** start RECORD LIST **

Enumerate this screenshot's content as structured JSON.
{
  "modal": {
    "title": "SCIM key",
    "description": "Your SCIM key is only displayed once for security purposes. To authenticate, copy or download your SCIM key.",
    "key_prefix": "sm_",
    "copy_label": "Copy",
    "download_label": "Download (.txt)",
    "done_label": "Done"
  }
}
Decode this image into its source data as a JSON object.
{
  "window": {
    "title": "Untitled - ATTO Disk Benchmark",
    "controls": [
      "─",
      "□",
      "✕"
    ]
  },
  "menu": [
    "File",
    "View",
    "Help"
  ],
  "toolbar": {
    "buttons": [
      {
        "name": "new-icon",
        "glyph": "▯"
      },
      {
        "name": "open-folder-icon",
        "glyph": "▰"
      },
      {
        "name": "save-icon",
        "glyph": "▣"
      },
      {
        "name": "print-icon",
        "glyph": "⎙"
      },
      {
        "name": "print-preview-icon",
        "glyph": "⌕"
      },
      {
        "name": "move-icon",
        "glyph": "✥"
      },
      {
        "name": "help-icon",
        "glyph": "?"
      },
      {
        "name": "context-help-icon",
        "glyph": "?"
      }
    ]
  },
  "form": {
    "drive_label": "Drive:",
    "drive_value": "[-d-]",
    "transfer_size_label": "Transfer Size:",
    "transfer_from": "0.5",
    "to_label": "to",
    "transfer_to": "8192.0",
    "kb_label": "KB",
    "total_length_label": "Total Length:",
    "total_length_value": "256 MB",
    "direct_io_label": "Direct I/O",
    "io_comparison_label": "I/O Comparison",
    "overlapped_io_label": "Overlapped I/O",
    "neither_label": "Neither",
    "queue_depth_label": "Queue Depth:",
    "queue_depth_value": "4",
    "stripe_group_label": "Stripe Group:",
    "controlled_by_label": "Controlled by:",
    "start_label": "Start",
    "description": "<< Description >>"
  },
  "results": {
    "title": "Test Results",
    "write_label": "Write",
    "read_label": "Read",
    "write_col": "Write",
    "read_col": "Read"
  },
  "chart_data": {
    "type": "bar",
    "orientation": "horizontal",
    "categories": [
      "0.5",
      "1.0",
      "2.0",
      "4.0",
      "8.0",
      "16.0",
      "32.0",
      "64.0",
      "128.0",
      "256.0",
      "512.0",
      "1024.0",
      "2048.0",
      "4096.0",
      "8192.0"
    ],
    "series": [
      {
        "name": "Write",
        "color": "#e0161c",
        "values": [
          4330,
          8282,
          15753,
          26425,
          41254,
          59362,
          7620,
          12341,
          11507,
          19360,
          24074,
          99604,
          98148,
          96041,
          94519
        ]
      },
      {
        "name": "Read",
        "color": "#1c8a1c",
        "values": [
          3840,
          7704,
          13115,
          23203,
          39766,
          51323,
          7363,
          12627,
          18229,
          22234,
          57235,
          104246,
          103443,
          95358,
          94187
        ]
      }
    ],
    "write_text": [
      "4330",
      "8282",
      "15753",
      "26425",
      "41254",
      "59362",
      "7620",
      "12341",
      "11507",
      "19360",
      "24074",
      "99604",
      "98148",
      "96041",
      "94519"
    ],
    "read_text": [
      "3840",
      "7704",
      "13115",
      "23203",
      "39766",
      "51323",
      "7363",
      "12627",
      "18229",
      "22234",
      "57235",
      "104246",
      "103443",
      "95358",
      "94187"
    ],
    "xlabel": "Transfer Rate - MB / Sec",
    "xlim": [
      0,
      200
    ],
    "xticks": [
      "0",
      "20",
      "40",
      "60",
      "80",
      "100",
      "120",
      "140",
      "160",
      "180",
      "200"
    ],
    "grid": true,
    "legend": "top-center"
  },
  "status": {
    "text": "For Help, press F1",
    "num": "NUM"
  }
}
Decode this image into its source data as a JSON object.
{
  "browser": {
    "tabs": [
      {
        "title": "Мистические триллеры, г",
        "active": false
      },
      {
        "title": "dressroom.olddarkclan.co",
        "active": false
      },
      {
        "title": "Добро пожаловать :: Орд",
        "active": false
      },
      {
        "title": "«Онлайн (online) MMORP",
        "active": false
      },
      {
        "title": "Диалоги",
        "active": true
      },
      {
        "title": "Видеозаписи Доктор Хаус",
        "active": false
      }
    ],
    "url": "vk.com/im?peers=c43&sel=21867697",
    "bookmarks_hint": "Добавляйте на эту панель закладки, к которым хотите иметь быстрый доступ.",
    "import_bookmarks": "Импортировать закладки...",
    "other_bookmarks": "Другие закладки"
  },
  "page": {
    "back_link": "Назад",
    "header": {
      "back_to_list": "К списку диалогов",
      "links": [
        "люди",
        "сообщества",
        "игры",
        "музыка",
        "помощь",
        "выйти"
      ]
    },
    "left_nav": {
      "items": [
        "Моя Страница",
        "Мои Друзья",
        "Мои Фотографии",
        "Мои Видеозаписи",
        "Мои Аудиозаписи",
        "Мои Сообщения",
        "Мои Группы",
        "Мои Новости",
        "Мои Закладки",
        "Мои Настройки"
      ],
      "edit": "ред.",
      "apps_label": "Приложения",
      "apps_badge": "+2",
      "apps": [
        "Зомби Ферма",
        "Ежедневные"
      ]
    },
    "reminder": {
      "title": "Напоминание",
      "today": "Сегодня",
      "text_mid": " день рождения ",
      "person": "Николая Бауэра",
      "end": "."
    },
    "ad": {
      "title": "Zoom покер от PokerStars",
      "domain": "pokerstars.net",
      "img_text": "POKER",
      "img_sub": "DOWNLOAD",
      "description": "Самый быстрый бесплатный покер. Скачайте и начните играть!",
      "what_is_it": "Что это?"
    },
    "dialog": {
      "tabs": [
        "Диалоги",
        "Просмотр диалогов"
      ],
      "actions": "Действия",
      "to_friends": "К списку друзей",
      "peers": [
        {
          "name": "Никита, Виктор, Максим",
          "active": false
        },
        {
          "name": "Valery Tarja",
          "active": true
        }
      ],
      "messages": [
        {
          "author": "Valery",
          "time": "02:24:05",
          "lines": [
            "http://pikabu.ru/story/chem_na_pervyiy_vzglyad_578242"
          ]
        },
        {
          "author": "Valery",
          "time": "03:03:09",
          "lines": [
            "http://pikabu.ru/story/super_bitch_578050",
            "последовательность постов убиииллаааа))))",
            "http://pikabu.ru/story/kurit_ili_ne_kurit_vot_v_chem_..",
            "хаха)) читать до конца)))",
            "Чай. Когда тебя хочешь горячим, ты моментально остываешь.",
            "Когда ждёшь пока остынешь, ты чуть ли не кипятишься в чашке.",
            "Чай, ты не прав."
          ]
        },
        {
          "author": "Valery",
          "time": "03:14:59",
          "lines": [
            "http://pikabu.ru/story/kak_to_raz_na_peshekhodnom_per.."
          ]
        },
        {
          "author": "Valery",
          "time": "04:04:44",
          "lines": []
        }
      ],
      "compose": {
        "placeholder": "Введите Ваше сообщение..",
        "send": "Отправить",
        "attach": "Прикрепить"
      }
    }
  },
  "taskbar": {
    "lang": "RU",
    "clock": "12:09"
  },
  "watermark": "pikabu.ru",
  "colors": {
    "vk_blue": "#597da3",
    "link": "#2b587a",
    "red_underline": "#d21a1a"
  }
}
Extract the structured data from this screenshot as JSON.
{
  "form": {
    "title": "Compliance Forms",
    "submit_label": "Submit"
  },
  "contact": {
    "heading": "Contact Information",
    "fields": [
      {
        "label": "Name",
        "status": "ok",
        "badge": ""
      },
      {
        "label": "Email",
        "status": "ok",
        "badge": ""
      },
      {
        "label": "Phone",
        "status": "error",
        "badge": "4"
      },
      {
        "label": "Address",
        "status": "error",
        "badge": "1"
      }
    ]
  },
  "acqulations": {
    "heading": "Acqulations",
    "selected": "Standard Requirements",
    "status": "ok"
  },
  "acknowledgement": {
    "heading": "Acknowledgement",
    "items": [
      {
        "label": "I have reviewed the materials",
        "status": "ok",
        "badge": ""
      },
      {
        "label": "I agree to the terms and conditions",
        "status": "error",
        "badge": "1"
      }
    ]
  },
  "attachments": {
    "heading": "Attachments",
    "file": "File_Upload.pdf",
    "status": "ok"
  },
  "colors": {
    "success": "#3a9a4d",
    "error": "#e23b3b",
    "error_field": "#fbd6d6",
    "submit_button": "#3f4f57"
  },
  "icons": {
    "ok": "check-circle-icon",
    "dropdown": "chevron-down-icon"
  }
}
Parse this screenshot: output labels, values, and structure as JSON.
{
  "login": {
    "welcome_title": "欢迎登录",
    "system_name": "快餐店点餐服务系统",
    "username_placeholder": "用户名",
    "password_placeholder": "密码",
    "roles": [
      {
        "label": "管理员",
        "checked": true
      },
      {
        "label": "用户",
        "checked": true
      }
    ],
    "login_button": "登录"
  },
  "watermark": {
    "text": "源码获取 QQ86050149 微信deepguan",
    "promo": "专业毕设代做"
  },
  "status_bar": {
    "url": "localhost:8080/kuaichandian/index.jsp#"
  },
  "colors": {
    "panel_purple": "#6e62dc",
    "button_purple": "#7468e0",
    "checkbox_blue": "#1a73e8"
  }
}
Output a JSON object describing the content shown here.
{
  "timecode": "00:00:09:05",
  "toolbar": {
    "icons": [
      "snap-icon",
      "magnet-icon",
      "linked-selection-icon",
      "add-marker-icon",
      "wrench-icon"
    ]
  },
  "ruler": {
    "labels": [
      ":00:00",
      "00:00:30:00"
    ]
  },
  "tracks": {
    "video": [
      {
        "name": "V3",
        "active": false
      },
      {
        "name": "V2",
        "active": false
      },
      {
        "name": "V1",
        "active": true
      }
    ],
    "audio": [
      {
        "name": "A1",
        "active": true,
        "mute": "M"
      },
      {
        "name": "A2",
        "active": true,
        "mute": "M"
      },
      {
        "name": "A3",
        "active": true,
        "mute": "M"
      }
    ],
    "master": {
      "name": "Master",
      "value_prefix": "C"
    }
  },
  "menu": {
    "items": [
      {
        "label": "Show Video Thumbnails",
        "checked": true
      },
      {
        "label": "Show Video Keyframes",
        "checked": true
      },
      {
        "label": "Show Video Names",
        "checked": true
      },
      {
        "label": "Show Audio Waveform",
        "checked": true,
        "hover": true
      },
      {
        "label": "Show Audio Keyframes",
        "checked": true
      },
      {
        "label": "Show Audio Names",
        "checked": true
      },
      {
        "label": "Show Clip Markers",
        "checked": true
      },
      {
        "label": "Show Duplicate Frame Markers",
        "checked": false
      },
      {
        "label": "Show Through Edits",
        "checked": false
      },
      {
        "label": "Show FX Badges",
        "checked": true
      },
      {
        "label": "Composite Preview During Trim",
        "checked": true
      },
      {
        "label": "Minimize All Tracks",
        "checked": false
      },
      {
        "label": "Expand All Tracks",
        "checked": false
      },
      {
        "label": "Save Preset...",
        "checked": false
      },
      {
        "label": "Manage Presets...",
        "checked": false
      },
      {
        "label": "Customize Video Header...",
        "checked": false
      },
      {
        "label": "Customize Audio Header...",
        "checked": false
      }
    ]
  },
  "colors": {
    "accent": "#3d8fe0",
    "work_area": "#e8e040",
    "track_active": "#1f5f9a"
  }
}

** end RECORD LIST **

SET TASK: From the entries above, copy every line where the word "Names" shows up.

THE OUTPUT:
        "label": "Show Video Names",
        "label": "Show Audio Names",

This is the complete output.